─── DATA FOR THE TASK

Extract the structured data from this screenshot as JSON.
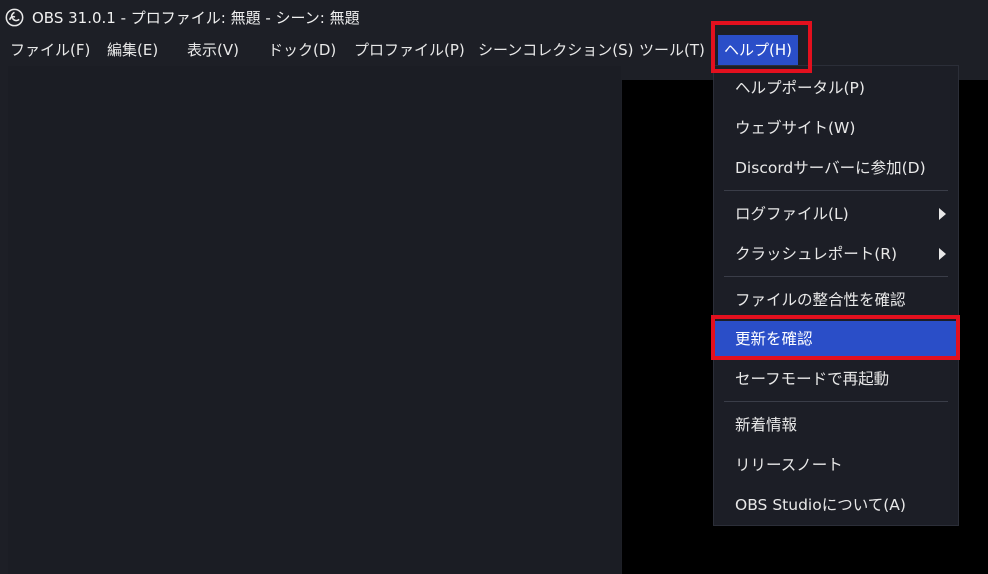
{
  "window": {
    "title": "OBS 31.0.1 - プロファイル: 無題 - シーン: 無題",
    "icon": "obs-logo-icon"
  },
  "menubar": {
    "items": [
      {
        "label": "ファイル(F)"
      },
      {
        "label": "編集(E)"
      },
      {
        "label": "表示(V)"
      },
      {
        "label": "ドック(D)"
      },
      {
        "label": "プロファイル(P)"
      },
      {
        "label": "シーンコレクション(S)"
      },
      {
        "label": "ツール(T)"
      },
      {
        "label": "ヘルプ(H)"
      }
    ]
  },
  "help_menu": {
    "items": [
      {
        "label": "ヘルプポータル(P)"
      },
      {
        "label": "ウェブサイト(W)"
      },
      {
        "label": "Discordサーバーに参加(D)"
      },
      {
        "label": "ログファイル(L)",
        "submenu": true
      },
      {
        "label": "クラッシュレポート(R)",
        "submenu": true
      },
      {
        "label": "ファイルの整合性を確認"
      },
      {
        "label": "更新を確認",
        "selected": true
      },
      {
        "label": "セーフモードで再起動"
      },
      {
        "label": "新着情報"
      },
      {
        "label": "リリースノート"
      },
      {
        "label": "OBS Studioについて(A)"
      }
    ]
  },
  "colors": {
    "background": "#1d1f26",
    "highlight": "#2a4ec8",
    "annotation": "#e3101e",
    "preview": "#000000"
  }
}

──────
─── DATA FOR THE TASK

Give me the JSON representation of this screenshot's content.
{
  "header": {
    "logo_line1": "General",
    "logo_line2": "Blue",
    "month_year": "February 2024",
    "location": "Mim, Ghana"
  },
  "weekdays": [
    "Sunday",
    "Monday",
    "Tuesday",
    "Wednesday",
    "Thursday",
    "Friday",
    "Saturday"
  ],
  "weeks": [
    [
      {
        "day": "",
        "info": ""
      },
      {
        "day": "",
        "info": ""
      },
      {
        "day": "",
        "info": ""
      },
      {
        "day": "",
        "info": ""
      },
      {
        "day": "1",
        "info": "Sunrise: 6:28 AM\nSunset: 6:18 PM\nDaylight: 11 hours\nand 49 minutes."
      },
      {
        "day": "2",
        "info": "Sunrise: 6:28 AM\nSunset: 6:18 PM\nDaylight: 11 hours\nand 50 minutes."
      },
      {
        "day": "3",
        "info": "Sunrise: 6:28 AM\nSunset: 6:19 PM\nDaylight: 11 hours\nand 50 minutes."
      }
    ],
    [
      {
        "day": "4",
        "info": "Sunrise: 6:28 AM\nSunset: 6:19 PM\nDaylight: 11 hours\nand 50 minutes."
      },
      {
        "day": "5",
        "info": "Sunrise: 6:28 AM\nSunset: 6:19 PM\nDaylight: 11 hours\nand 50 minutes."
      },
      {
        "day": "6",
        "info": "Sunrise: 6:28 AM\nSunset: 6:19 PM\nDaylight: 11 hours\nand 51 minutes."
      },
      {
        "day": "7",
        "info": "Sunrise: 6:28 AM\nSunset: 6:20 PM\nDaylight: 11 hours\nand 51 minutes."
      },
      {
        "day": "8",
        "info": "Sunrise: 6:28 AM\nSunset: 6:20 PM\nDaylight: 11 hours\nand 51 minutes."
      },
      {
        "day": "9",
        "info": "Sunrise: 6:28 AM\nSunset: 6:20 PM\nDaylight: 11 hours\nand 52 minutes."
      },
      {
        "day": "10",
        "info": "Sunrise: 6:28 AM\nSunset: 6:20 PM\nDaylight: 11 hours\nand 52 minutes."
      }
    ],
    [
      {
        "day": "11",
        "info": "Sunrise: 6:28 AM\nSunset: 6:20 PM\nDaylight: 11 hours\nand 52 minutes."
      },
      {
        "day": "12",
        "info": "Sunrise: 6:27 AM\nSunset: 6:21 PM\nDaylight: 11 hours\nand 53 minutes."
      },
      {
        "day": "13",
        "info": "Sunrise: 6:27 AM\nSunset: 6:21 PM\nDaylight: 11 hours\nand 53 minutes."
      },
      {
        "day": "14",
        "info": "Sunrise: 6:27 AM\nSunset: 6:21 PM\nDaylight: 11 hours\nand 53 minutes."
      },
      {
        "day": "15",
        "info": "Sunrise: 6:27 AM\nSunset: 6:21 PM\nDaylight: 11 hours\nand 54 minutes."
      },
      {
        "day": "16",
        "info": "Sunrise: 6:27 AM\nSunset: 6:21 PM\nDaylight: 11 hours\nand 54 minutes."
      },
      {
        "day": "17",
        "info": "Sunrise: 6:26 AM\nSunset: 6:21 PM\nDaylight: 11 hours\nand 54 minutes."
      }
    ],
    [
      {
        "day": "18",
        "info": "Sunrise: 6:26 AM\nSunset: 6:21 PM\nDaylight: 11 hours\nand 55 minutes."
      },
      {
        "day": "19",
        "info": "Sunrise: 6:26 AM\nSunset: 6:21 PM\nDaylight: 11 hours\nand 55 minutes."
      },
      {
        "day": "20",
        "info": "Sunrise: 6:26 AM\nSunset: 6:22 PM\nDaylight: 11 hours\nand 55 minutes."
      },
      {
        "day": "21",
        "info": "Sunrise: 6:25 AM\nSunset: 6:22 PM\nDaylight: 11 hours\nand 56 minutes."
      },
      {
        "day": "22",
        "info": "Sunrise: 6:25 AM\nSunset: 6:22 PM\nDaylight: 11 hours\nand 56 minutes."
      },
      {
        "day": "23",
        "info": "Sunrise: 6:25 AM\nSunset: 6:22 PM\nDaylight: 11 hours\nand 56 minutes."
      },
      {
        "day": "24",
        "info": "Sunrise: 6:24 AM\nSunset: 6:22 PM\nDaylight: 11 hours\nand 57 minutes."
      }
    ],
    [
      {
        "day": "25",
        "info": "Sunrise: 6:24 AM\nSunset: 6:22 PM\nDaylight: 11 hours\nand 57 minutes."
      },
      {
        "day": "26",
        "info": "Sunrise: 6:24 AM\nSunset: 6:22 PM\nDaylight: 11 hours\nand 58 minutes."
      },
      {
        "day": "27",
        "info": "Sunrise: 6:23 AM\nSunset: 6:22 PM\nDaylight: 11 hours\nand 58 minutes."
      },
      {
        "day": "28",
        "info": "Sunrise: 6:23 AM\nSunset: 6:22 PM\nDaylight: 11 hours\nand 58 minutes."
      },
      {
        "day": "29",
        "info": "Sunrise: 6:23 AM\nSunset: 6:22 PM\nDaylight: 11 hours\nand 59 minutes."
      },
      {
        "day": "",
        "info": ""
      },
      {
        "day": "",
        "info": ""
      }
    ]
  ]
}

──────
─── DATA FOR THE TASK

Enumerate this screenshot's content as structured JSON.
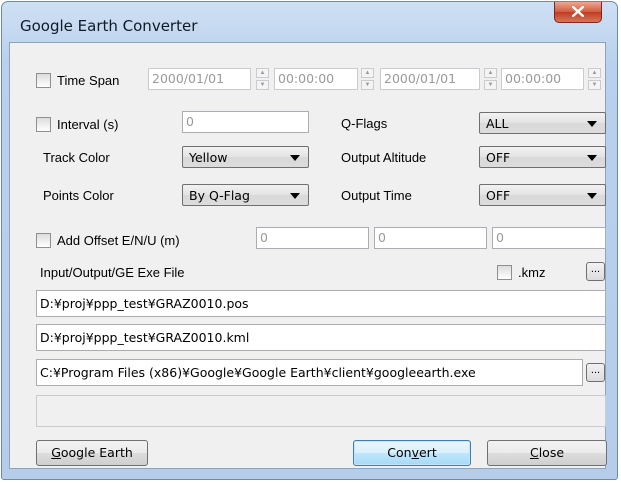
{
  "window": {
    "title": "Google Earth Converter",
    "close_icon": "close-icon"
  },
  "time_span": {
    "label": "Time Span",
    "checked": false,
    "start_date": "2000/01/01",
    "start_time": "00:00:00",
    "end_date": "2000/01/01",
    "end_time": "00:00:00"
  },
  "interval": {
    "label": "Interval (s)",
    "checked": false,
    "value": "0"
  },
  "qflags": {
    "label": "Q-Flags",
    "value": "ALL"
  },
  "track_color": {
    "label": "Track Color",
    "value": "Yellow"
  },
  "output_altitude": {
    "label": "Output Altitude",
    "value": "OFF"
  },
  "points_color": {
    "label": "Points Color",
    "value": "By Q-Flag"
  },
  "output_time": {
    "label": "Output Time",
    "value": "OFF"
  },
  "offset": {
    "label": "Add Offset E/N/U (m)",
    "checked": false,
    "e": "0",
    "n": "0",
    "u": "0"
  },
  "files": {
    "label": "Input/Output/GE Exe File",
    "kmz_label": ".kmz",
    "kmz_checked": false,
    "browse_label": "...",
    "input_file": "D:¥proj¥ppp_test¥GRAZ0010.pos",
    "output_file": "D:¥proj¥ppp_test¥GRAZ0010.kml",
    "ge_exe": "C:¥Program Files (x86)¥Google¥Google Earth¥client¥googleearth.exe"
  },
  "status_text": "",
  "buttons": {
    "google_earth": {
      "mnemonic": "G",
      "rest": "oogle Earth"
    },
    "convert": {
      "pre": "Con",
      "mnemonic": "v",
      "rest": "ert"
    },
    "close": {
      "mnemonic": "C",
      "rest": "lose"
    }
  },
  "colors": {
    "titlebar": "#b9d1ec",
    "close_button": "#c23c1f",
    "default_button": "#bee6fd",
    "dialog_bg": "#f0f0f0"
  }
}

──────

* TASK DESCRIPTION *
Each line in the data that holds the string "screenshot" should be found and copied.

* CORRECT ANSWER *
Extract the structured data from this screenshot as JSON.
Give me the JSON representation of this screenshot's content.
Enumerate this screenshot's content as structured JSON.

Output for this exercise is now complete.